▶ **Set problem**:
Go through the entries below and collect each line with the string "realized" in it.

[Some records]
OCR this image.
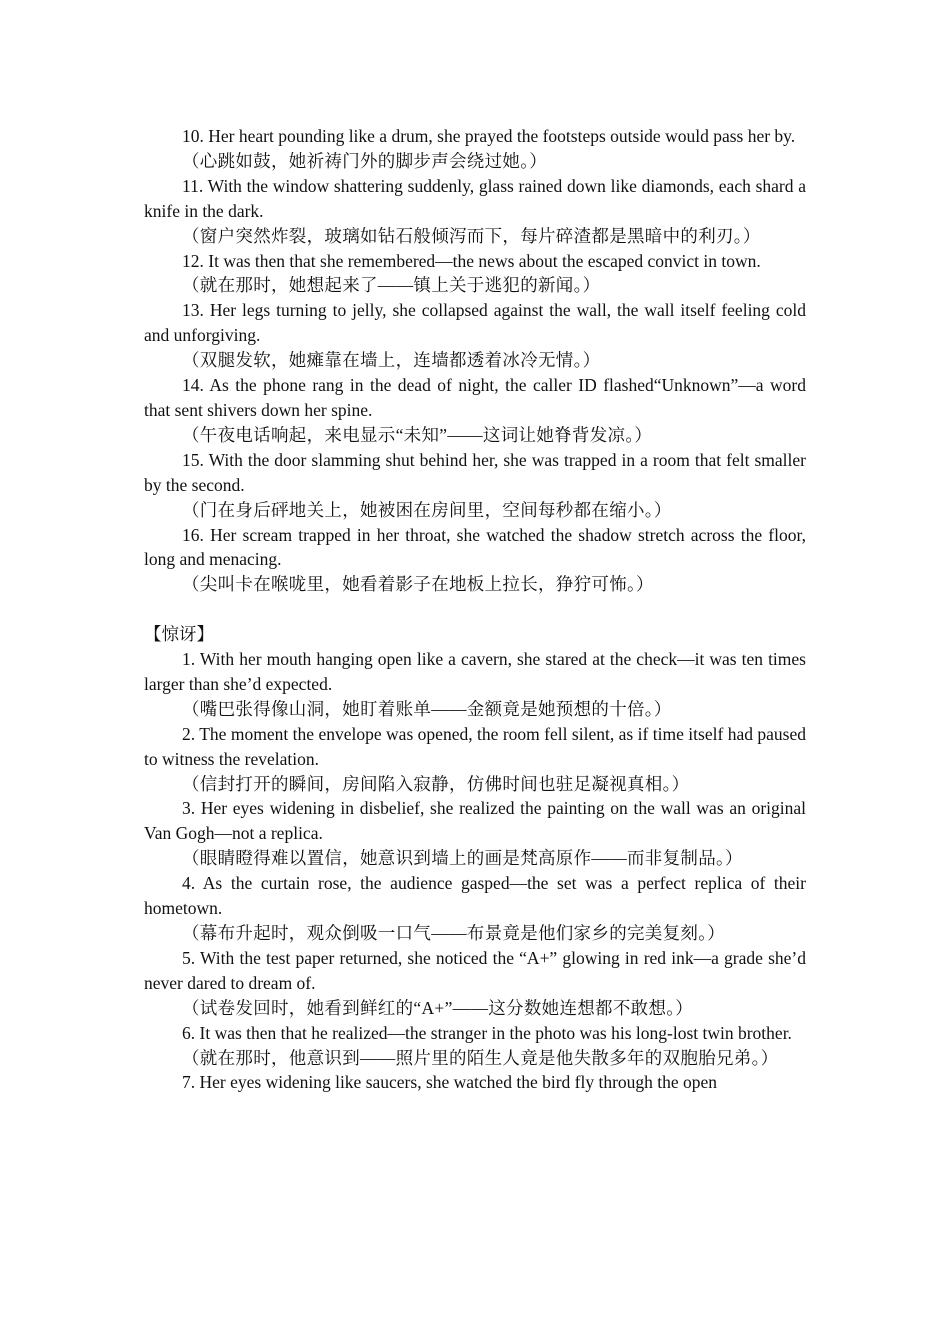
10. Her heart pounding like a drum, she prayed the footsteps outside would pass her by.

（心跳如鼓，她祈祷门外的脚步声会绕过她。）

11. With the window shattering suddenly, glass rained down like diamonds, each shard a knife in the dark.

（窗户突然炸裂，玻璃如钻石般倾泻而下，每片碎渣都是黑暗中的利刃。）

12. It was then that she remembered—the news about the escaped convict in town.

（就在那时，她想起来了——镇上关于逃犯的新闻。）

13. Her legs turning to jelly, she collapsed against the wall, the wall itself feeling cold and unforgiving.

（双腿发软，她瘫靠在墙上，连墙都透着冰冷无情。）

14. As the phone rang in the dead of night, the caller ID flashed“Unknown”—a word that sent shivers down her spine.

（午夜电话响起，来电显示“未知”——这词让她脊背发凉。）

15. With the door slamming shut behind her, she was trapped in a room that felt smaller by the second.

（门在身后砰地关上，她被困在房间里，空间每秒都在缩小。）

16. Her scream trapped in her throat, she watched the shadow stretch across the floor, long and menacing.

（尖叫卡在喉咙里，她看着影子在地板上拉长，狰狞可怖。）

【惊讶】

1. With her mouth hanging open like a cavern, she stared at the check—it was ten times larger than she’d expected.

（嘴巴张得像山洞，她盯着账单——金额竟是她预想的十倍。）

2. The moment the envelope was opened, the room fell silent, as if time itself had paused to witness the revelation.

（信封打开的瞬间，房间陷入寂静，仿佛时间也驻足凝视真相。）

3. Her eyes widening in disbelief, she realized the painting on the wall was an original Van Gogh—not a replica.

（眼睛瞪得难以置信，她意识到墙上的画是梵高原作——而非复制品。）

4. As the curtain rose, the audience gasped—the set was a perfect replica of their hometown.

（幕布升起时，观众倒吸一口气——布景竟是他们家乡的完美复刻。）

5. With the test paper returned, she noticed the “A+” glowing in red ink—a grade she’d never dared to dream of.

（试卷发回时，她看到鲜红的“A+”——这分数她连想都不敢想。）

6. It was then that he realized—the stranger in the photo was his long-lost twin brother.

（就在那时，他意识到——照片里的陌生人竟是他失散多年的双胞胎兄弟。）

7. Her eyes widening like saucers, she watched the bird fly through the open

...

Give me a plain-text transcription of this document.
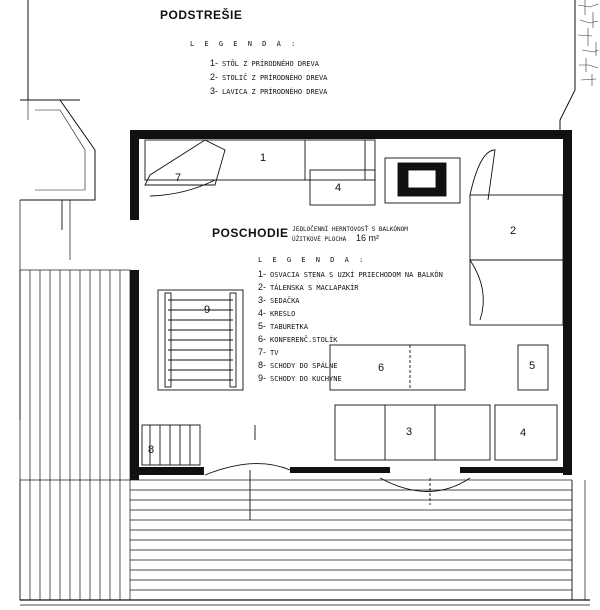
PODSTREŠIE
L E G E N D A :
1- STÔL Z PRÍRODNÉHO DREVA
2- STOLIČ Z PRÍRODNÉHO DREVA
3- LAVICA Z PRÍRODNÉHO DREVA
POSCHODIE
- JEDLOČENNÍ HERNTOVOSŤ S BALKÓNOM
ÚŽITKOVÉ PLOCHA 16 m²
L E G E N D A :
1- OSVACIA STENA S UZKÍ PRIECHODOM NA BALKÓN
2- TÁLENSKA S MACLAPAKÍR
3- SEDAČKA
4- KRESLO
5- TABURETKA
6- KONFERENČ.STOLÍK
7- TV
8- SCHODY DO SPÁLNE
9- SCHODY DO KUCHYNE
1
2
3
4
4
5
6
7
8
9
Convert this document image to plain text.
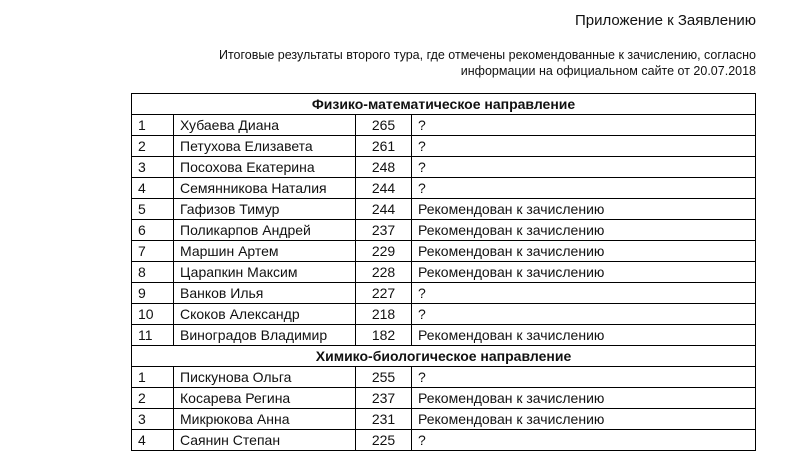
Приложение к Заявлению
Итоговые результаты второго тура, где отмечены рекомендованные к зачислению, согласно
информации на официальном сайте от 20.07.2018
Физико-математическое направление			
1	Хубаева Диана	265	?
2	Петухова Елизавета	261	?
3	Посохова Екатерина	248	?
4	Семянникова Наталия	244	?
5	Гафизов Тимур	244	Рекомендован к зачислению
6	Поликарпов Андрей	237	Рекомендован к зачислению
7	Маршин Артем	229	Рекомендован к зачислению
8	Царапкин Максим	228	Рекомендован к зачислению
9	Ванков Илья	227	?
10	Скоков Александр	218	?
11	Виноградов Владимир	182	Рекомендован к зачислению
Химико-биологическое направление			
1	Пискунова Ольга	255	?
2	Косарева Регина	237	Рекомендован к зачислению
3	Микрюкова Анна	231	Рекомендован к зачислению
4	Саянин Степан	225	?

==

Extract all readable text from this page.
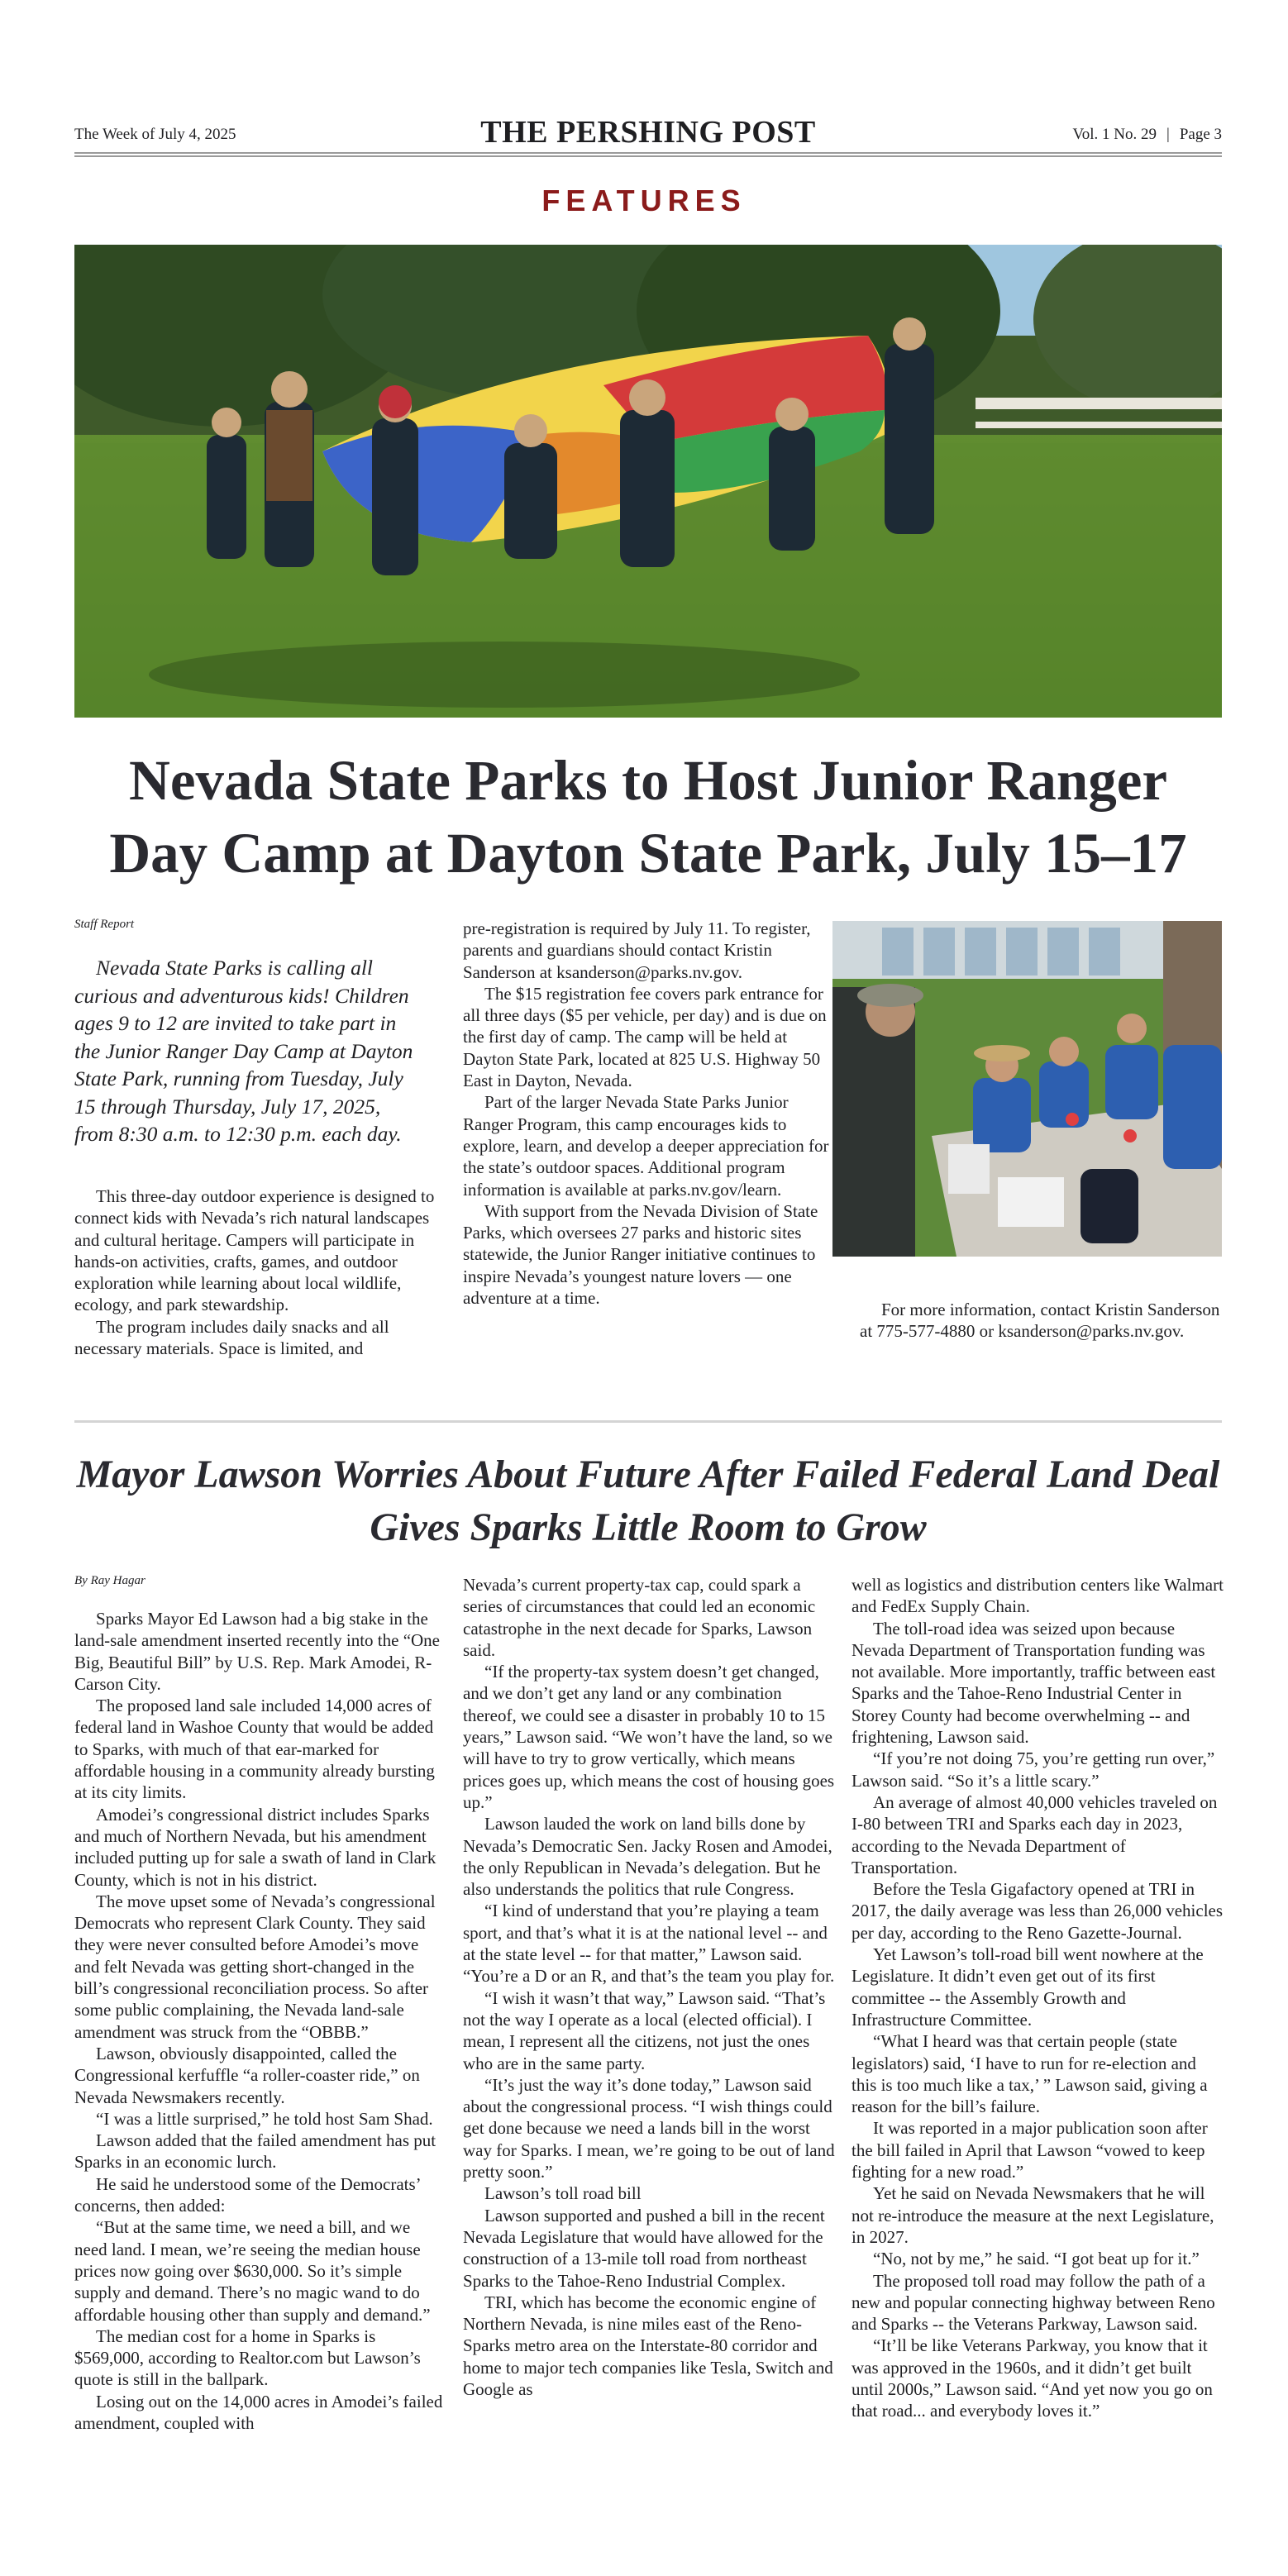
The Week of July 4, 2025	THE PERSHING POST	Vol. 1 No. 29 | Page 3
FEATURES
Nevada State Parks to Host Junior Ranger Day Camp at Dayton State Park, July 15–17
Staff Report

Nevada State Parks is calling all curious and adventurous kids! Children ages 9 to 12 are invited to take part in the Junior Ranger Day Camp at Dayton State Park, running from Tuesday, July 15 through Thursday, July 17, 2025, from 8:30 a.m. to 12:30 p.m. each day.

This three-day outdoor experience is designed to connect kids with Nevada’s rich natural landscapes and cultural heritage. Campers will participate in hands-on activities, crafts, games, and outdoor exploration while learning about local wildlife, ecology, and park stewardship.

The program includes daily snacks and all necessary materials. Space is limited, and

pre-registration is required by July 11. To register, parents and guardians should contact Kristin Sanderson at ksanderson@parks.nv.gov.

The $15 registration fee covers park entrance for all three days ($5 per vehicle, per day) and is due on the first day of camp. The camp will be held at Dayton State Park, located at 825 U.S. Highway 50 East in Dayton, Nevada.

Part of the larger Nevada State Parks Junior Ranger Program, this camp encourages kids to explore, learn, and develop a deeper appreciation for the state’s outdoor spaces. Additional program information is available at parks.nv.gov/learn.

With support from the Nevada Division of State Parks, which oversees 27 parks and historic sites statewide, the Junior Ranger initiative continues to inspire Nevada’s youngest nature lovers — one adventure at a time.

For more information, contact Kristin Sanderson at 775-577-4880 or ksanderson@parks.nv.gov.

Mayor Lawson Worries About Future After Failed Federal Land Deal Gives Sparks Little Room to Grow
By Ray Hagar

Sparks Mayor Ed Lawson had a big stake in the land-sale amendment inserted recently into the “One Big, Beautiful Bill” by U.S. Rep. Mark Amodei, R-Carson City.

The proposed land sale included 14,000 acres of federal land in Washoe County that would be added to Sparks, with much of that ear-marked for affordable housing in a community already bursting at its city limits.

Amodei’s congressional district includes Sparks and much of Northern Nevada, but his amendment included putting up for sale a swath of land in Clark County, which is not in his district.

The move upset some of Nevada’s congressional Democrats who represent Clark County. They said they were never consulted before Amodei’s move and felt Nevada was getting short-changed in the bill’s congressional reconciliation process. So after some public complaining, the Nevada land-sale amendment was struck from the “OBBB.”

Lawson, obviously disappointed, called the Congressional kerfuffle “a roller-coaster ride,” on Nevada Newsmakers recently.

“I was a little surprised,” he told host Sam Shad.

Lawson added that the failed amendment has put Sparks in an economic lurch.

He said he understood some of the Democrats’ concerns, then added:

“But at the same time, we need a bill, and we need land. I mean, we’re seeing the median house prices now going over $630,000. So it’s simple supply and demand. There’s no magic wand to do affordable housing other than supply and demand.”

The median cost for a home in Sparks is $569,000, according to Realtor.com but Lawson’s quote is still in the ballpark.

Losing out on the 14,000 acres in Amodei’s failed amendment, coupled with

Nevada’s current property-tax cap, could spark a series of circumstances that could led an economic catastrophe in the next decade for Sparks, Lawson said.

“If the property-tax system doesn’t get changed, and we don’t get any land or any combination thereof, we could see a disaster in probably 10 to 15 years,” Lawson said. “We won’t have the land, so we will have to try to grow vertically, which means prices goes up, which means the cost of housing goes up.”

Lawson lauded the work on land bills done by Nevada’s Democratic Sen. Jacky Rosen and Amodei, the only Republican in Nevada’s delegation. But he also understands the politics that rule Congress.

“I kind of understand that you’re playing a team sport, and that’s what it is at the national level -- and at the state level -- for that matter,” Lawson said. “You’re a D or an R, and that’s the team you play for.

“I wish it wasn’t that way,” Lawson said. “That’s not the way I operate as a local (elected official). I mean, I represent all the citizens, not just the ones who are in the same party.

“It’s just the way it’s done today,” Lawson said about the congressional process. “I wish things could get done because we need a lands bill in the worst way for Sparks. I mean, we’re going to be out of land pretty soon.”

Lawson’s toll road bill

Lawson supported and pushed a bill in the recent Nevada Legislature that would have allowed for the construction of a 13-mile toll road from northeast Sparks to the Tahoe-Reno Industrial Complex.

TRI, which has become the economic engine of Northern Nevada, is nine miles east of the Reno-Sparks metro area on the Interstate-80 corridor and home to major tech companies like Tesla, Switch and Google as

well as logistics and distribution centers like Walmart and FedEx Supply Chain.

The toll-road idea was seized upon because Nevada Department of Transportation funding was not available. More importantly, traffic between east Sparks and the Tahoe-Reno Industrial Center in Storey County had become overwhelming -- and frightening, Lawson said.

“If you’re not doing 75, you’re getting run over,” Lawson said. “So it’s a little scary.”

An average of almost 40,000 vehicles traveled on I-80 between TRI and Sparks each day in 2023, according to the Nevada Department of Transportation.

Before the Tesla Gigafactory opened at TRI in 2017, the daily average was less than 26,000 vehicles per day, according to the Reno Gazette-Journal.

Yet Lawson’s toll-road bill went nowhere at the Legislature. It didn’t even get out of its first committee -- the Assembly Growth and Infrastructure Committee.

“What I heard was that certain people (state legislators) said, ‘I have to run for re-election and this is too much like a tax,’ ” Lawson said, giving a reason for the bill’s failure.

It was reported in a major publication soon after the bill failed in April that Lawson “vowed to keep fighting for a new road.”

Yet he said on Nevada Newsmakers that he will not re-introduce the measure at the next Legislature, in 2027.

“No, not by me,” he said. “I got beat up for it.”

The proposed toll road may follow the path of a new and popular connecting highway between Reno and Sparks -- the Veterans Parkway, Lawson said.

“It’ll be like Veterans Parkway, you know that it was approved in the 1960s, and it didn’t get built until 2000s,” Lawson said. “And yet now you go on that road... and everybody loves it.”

▶ **Worked answer**:
3. Her eyes widening in disbelief, she realized the painting on the wall was an original Van Gogh—not a replica.
6. It was then that he realized—the stranger in the photo was his long-lost twin brother.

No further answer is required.